* _REQUIRED WORK_
Return all of the entries exactly as written.

* _GIVEN ENTRIES_
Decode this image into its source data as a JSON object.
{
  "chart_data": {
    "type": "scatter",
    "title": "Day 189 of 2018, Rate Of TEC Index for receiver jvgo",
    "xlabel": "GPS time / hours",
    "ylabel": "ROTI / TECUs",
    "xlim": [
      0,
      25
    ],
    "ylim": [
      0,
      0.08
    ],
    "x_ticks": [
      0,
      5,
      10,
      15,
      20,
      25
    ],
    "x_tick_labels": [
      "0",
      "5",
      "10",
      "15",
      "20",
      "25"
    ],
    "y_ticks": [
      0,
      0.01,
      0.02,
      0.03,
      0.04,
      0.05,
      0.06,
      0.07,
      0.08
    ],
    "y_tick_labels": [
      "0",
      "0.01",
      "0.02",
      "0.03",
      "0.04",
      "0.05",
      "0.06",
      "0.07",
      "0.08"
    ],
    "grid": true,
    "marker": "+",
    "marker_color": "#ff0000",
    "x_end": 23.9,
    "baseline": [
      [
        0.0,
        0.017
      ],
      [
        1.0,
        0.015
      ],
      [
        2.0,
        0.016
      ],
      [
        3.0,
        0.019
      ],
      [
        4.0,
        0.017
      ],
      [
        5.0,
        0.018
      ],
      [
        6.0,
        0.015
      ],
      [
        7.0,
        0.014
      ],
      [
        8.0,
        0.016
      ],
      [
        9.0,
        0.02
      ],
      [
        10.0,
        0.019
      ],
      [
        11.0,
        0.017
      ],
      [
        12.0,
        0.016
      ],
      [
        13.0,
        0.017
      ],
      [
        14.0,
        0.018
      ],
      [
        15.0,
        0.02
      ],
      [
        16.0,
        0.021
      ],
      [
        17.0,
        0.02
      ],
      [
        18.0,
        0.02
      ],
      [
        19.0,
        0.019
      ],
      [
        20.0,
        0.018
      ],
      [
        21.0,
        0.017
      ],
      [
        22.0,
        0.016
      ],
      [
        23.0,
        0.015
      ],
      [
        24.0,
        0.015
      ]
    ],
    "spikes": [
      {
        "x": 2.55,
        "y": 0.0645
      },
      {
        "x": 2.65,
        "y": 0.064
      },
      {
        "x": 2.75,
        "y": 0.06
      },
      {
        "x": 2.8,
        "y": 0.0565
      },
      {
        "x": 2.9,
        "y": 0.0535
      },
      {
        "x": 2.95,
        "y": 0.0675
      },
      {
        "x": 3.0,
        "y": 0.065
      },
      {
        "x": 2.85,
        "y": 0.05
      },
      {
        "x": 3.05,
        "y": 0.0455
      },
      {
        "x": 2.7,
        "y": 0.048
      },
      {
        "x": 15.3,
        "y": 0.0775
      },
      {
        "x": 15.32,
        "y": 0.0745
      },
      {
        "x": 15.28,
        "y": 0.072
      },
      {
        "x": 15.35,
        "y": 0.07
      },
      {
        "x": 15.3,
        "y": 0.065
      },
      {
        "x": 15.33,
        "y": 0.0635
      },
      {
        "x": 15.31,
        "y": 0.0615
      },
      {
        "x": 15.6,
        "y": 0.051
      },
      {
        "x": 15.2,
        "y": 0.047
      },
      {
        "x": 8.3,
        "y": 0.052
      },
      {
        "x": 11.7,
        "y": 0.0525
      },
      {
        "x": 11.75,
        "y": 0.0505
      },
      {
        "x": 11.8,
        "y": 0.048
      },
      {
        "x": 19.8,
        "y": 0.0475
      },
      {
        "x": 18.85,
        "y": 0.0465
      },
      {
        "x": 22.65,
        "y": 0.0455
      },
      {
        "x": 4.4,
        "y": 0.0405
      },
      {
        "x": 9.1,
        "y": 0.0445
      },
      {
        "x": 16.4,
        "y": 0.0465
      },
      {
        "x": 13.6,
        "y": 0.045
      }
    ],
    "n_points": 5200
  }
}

* _WORKED SOLUTION_
Decode this image into its source data as a JSON object.
{
  "chart_data": {
    "type": "scatter",
    "title": "Day 189 of 2018, Rate Of TEC Index for receiver jvgo",
    "xlabel": "GPS time / hours",
    "ylabel": "ROTI / TECUs",
    "xlim": [
      0,
      25
    ],
    "ylim": [
      0,
      0.08
    ],
    "x_ticks": [
      0,
      5,
      10,
      15,
      20,
      25
    ],
    "x_tick_labels": [
      "0",
      "5",
      "10",
      "15",
      "20",
      "25"
    ],
    "y_ticks": [
      0,
      0.01,
      0.02,
      0.03,
      0.04,
      0.05,
      0.06,
      0.07,
      0.08
    ],
    "y_tick_labels": [
      "0",
      "0.01",
      "0.02",
      "0.03",
      "0.04",
      "0.05",
      "0.06",
      "0.07",
      "0.08"
    ],
    "grid": true,
    "marker": "+",
    "marker_color": "#ff0000",
    "x_end": 23.9,
    "baseline": [
      [
        0.0,
        0.017
      ],
      [
        1.0,
        0.015
      ],
      [
        2.0,
        0.016
      ],
      [
        3.0,
        0.019
      ],
      [
        4.0,
        0.017
      ],
      [
        5.0,
        0.018
      ],
      [
        6.0,
        0.015
      ],
      [
        7.0,
        0.014
      ],
      [
        8.0,
        0.016
      ],
      [
        9.0,
        0.02
      ],
      [
        10.0,
        0.019
      ],
      [
        11.0,
        0.017
      ],
      [
        12.0,
        0.016
      ],
      [
        13.0,
        0.017
      ],
      [
        14.0,
        0.018
      ],
      [
        15.0,
        0.02
      ],
      [
        16.0,
        0.021
      ],
      [
        17.0,
        0.02
      ],
      [
        18.0,
        0.02
      ],
      [
        19.0,
        0.019
      ],
      [
        20.0,
        0.018
      ],
      [
        21.0,
        0.017
      ],
      [
        22.0,
        0.016
      ],
      [
        23.0,
        0.015
      ],
      [
        24.0,
        0.015
      ]
    ],
    "spikes": [
      {
        "x": 2.55,
        "y": 0.0645
      },
      {
        "x": 2.65,
        "y": 0.064
      },
      {
        "x": 2.75,
        "y": 0.06
      },
      {
        "x": 2.8,
        "y": 0.0565
      },
      {
        "x": 2.9,
        "y": 0.0535
      },
      {
        "x": 2.95,
        "y": 0.0675
      },
      {
        "x": 3.0,
        "y": 0.065
      },
      {
        "x": 2.85,
        "y": 0.05
      },
      {
        "x": 3.05,
        "y": 0.0455
      },
      {
        "x": 2.7,
        "y": 0.048
      },
      {
        "x": 15.3,
        "y": 0.0775
      },
      {
        "x": 15.32,
        "y": 0.0745
      },
      {
        "x": 15.28,
        "y": 0.072
      },
      {
        "x": 15.35,
        "y": 0.07
      },
      {
        "x": 15.3,
        "y": 0.065
      },
      {
        "x": 15.33,
        "y": 0.0635
      },
      {
        "x": 15.31,
        "y": 0.0615
      },
      {
        "x": 15.6,
        "y": 0.051
      },
      {
        "x": 15.2,
        "y": 0.047
      },
      {
        "x": 8.3,
        "y": 0.052
      },
      {
        "x": 11.7,
        "y": 0.0525
      },
      {
        "x": 11.75,
        "y": 0.0505
      },
      {
        "x": 11.8,
        "y": 0.048
      },
      {
        "x": 19.8,
        "y": 0.0475
      },
      {
        "x": 18.85,
        "y": 0.0465
      },
      {
        "x": 22.65,
        "y": 0.0455
      },
      {
        "x": 4.4,
        "y": 0.0405
      },
      {
        "x": 9.1,
        "y": 0.0445
      },
      {
        "x": 16.4,
        "y": 0.0465
      },
      {
        "x": 13.6,
        "y": 0.045
      }
    ],
    "n_points": 5200
  }
}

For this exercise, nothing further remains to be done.